GOAL
Find every line in the records below that holds the word "What" and copy it.

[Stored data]
::::::::::

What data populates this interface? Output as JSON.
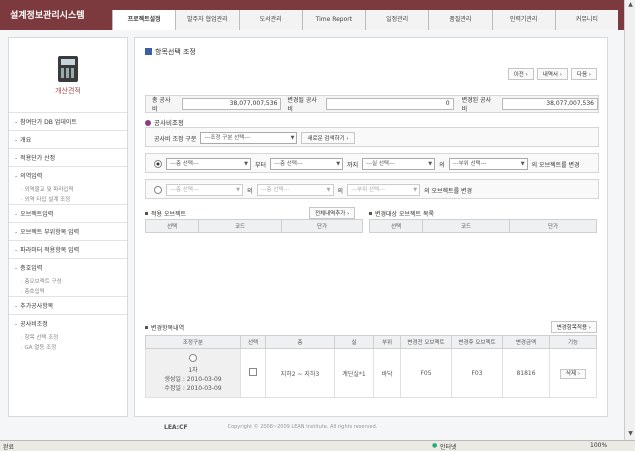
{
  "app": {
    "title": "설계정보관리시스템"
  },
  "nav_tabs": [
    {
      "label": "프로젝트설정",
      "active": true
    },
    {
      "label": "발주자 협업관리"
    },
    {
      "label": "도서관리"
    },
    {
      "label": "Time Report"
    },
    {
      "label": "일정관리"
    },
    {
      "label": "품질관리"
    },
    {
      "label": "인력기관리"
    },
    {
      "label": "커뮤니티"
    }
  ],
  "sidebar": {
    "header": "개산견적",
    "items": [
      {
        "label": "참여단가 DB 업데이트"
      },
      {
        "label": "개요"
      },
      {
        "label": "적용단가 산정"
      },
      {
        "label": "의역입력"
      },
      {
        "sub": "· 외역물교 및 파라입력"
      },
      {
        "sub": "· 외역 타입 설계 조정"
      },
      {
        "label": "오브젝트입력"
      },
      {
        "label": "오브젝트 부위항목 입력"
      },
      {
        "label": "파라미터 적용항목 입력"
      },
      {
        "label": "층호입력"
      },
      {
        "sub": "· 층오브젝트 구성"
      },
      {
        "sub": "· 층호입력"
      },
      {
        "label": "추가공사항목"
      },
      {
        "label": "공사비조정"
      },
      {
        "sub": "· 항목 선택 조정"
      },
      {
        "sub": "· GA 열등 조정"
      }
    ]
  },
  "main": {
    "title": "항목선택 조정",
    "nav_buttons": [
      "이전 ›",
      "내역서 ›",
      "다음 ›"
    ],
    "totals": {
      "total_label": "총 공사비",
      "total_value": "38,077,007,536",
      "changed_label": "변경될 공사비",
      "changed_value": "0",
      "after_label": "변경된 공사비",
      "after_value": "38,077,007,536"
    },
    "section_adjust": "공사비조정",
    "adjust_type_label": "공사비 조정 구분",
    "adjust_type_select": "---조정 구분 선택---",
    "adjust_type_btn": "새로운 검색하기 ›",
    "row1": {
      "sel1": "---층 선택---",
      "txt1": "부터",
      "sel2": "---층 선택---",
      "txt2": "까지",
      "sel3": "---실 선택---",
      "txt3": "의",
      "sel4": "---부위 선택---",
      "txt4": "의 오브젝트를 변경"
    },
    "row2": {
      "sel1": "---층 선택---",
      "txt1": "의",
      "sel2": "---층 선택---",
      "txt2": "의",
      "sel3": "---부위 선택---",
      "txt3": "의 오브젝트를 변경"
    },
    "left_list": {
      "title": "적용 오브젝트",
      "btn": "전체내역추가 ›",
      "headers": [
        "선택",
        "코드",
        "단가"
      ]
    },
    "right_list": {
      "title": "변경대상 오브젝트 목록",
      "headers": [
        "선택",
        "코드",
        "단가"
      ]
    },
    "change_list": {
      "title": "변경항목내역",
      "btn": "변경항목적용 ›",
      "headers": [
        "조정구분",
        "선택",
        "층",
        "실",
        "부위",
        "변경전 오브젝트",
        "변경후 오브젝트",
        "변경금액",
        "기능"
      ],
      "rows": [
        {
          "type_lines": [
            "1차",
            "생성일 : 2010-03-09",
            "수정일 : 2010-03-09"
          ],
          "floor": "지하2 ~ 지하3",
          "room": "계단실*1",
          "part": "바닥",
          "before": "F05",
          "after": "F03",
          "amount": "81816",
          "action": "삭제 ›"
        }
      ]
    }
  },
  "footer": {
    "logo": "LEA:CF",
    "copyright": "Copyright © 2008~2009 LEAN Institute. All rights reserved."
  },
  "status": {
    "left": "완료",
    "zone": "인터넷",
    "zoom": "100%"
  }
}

::::::::::

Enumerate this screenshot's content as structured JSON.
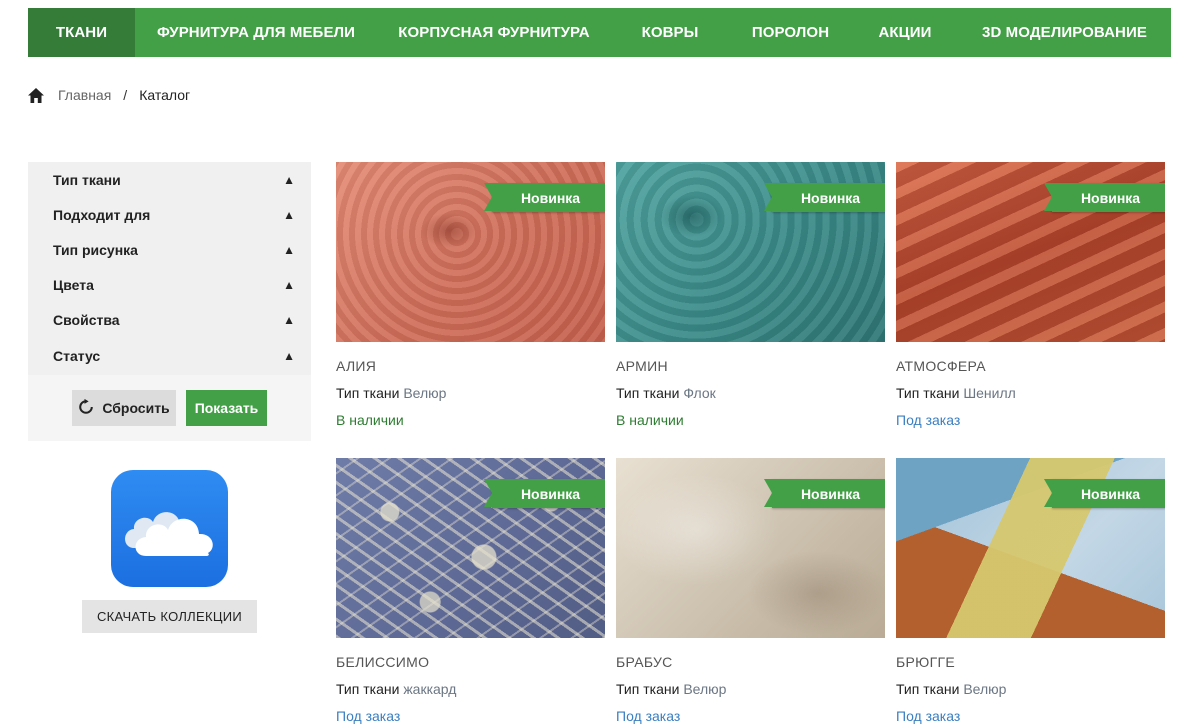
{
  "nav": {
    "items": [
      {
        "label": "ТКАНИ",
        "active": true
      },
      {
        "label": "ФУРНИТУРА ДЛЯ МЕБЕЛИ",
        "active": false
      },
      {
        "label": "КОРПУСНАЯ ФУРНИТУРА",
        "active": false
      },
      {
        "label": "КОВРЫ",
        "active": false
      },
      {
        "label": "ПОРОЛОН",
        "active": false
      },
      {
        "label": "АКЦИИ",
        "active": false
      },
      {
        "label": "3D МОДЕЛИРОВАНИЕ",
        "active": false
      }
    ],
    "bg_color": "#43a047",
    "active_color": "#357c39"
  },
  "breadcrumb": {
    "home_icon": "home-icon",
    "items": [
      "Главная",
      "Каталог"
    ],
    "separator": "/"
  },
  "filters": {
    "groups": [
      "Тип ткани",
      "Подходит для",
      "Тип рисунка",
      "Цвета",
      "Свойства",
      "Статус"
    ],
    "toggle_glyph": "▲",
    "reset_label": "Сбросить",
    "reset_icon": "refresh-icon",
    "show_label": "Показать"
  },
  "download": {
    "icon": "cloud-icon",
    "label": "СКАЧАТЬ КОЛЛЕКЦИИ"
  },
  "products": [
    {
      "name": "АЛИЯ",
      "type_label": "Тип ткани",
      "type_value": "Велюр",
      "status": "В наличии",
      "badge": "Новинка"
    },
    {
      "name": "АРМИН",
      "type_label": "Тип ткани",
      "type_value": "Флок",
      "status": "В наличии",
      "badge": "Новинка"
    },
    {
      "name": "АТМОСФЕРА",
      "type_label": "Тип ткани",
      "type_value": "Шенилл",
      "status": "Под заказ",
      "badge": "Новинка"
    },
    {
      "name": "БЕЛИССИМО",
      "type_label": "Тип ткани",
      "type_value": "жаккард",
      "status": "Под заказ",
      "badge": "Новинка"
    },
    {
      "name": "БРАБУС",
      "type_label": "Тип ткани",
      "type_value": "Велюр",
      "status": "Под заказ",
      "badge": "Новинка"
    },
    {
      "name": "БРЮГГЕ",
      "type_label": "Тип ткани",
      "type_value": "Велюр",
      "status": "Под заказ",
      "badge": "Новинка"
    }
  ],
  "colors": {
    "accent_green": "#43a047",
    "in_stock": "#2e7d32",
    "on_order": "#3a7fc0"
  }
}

::::::::::

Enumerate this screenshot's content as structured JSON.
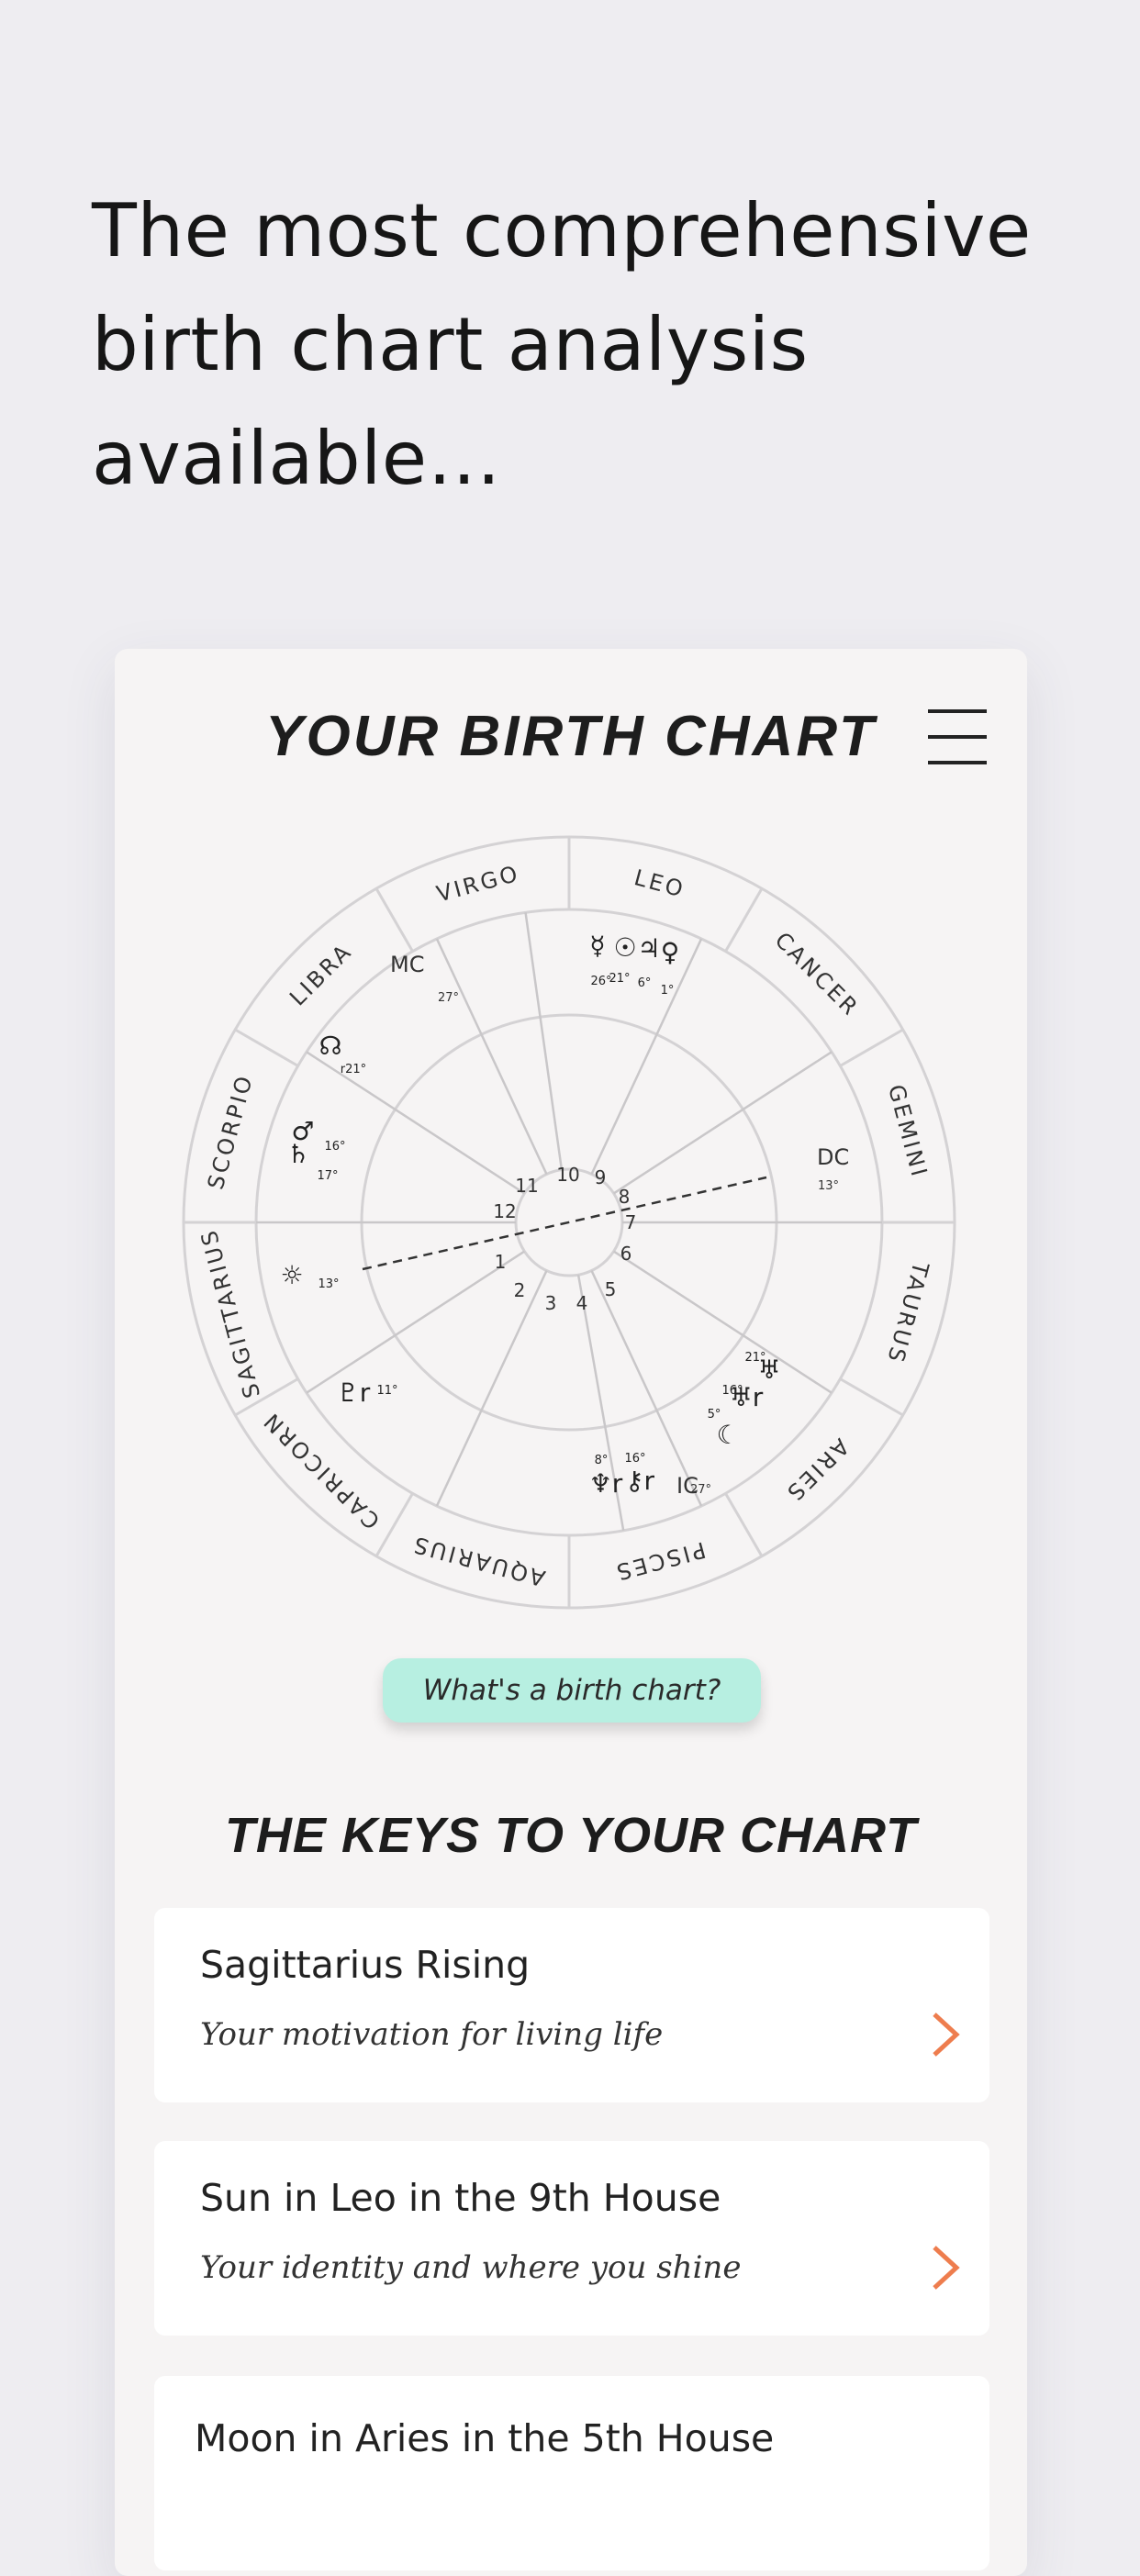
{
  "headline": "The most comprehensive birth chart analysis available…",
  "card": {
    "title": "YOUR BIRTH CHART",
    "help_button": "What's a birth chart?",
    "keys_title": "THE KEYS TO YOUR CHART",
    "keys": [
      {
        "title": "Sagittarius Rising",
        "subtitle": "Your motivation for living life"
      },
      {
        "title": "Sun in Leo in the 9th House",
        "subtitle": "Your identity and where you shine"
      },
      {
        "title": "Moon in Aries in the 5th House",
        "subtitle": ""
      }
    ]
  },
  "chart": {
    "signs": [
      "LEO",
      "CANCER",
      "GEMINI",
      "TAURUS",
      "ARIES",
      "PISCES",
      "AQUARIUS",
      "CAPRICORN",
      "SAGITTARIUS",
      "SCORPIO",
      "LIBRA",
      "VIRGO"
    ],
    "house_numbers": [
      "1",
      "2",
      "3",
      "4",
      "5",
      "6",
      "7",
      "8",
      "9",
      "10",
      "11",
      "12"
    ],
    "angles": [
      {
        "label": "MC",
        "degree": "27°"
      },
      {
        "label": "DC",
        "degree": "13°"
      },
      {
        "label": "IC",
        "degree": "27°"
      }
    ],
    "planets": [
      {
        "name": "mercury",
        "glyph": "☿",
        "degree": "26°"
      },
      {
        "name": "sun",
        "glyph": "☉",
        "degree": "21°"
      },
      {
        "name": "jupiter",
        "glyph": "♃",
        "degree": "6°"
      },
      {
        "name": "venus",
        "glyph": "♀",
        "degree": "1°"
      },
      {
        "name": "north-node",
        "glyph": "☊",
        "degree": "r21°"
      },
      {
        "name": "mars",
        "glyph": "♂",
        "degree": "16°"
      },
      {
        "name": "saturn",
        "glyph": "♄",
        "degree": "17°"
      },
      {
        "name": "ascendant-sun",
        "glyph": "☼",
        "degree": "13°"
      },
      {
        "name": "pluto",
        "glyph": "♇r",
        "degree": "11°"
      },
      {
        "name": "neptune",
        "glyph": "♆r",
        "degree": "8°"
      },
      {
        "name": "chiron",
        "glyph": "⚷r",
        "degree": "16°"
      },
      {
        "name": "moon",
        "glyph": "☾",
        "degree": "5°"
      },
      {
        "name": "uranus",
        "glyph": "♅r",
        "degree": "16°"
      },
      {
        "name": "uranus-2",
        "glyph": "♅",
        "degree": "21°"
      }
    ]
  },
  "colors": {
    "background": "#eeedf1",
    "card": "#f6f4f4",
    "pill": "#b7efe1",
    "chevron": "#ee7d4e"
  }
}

::::::::::

COMPLETE OUTPUT
What data populates this interface? Output as JSON.
    "help_button": "What's a birth chart?",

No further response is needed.